## Task
Retype the whole listing below, character for character.

── Data shown

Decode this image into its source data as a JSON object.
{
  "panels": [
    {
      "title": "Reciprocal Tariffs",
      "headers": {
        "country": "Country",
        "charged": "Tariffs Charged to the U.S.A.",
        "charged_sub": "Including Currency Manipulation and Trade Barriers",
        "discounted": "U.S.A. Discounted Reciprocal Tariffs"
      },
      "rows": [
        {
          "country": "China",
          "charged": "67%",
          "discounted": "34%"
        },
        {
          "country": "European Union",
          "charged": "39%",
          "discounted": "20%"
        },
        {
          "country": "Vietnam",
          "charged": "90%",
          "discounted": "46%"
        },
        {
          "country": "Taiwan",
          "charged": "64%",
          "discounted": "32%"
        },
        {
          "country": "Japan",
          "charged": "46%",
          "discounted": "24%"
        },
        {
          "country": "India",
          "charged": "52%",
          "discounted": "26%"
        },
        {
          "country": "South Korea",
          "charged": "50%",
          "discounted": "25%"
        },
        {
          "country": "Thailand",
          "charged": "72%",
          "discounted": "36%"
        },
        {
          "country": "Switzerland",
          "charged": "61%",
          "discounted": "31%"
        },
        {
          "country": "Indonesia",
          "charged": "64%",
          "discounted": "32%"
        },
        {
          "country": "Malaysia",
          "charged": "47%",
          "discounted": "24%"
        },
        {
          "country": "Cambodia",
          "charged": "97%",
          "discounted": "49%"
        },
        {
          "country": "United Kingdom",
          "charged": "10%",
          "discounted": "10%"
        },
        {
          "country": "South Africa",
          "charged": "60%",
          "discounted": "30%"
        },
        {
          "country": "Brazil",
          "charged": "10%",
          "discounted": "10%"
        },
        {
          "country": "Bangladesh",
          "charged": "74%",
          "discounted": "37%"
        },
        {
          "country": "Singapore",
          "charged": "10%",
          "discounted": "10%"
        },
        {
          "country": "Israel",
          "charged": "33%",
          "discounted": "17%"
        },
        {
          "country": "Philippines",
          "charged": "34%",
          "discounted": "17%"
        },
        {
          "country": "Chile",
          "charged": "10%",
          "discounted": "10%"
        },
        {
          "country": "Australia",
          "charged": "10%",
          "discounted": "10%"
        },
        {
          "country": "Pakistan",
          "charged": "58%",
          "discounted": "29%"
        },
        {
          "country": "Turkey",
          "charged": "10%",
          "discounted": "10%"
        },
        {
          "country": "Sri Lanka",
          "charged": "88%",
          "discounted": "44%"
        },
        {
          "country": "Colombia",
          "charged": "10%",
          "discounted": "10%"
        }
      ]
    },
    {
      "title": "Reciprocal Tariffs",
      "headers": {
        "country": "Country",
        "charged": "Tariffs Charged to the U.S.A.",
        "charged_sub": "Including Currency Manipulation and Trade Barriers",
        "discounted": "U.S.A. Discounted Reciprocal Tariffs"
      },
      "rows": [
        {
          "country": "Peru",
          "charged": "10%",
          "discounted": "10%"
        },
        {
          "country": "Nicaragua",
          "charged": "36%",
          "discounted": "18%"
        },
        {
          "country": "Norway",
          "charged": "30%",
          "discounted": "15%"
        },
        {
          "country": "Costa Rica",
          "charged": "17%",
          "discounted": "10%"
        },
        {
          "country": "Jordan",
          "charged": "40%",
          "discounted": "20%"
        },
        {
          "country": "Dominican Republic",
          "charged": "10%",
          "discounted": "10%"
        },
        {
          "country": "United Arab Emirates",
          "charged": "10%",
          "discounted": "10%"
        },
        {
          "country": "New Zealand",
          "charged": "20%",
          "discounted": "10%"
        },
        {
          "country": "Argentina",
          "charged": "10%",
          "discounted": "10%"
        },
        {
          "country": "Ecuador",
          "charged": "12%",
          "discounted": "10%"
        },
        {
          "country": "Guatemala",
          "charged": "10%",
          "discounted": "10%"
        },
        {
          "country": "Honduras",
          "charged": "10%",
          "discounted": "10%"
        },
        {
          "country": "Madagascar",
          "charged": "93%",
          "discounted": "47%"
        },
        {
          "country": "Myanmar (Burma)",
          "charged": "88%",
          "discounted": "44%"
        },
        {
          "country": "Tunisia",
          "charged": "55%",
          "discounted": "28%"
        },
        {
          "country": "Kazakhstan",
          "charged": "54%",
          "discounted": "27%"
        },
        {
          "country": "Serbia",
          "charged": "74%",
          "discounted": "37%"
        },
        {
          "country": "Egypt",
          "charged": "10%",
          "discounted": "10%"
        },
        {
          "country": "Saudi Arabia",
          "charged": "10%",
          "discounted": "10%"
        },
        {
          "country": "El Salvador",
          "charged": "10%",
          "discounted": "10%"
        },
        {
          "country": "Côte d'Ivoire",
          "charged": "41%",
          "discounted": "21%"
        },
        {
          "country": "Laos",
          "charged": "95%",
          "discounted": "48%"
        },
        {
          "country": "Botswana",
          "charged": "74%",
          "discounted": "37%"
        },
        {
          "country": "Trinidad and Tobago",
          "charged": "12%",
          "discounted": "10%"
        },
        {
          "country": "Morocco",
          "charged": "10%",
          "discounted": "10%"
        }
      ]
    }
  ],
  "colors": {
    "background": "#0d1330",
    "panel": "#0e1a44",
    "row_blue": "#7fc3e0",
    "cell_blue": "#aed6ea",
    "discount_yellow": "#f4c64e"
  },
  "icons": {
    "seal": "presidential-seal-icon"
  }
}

────

## Written response
Decode this image into its source data as a JSON object.
{
  "panels": [
    {
      "title": "Reciprocal Tariffs",
      "headers": {
        "country": "Country",
        "charged": "Tariffs Charged to the U.S.A.",
        "charged_sub": "Including Currency Manipulation and Trade Barriers",
        "discounted": "U.S.A. Discounted Reciprocal Tariffs"
      },
      "rows": [
        {
          "country": "China",
          "charged": "67%",
          "discounted": "34%"
        },
        {
          "country": "European Union",
          "charged": "39%",
          "discounted": "20%"
        },
        {
          "country": "Vietnam",
          "charged": "90%",
          "discounted": "46%"
        },
        {
          "country": "Taiwan",
          "charged": "64%",
          "discounted": "32%"
        },
        {
          "country": "Japan",
          "charged": "46%",
          "discounted": "24%"
        },
        {
          "country": "India",
          "charged": "52%",
          "discounted": "26%"
        },
        {
          "country": "South Korea",
          "charged": "50%",
          "discounted": "25%"
        },
        {
          "country": "Thailand",
          "charged": "72%",
          "discounted": "36%"
        },
        {
          "country": "Switzerland",
          "charged": "61%",
          "discounted": "31%"
        },
        {
          "country": "Indonesia",
          "charged": "64%",
          "discounted": "32%"
        },
        {
          "country": "Malaysia",
          "charged": "47%",
          "discounted": "24%"
        },
        {
          "country": "Cambodia",
          "charged": "97%",
          "discounted": "49%"
        },
        {
          "country": "United Kingdom",
          "charged": "10%",
          "discounted": "10%"
        },
        {
          "country": "South Africa",
          "charged": "60%",
          "discounted": "30%"
        },
        {
          "country": "Brazil",
          "charged": "10%",
          "discounted": "10%"
        },
        {
          "country": "Bangladesh",
          "charged": "74%",
          "discounted": "37%"
        },
        {
          "country": "Singapore",
          "charged": "10%",
          "discounted": "10%"
        },
        {
          "country": "Israel",
          "charged": "33%",
          "discounted": "17%"
        },
        {
          "country": "Philippines",
          "charged": "34%",
          "discounted": "17%"
        },
        {
          "country": "Chile",
          "charged": "10%",
          "discounted": "10%"
        },
        {
          "country": "Australia",
          "charged": "10%",
          "discounted": "10%"
        },
        {
          "country": "Pakistan",
          "charged": "58%",
          "discounted": "29%"
        },
        {
          "country": "Turkey",
          "charged": "10%",
          "discounted": "10%"
        },
        {
          "country": "Sri Lanka",
          "charged": "88%",
          "discounted": "44%"
        },
        {
          "country": "Colombia",
          "charged": "10%",
          "discounted": "10%"
        }
      ]
    },
    {
      "title": "Reciprocal Tariffs",
      "headers": {
        "country": "Country",
        "charged": "Tariffs Charged to the U.S.A.",
        "charged_sub": "Including Currency Manipulation and Trade Barriers",
        "discounted": "U.S.A. Discounted Reciprocal Tariffs"
      },
      "rows": [
        {
          "country": "Peru",
          "charged": "10%",
          "discounted": "10%"
        },
        {
          "country": "Nicaragua",
          "charged": "36%",
          "discounted": "18%"
        },
        {
          "country": "Norway",
          "charged": "30%",
          "discounted": "15%"
        },
        {
          "country": "Costa Rica",
          "charged": "17%",
          "discounted": "10%"
        },
        {
          "country": "Jordan",
          "charged": "40%",
          "discounted": "20%"
        },
        {
          "country": "Dominican Republic",
          "charged": "10%",
          "discounted": "10%"
        },
        {
          "country": "United Arab Emirates",
          "charged": "10%",
          "discounted": "10%"
        },
        {
          "country": "New Zealand",
          "charged": "20%",
          "discounted": "10%"
        },
        {
          "country": "Argentina",
          "charged": "10%",
          "discounted": "10%"
        },
        {
          "country": "Ecuador",
          "charged": "12%",
          "discounted": "10%"
        },
        {
          "country": "Guatemala",
          "charged": "10%",
          "discounted": "10%"
        },
        {
          "country": "Honduras",
          "charged": "10%",
          "discounted": "10%"
        },
        {
          "country": "Madagascar",
          "charged": "93%",
          "discounted": "47%"
        },
        {
          "country": "Myanmar (Burma)",
          "charged": "88%",
          "discounted": "44%"
        },
        {
          "country": "Tunisia",
          "charged": "55%",
          "discounted": "28%"
        },
        {
          "country": "Kazakhstan",
          "charged": "54%",
          "discounted": "27%"
        },
        {
          "country": "Serbia",
          "charged": "74%",
          "discounted": "37%"
        },
        {
          "country": "Egypt",
          "charged": "10%",
          "discounted": "10%"
        },
        {
          "country": "Saudi Arabia",
          "charged": "10%",
          "discounted": "10%"
        },
        {
          "country": "El Salvador",
          "charged": "10%",
          "discounted": "10%"
        },
        {
          "country": "Côte d'Ivoire",
          "charged": "41%",
          "discounted": "21%"
        },
        {
          "country": "Laos",
          "charged": "95%",
          "discounted": "48%"
        },
        {
          "country": "Botswana",
          "charged": "74%",
          "discounted": "37%"
        },
        {
          "country": "Trinidad and Tobago",
          "charged": "12%",
          "discounted": "10%"
        },
        {
          "country": "Morocco",
          "charged": "10%",
          "discounted": "10%"
        }
      ]
    }
  ],
  "colors": {
    "background": "#0d1330",
    "panel": "#0e1a44",
    "row_blue": "#7fc3e0",
    "cell_blue": "#aed6ea",
    "discount_yellow": "#f4c64e"
  },
  "icons": {
    "seal": "presidential-seal-icon"
  }
}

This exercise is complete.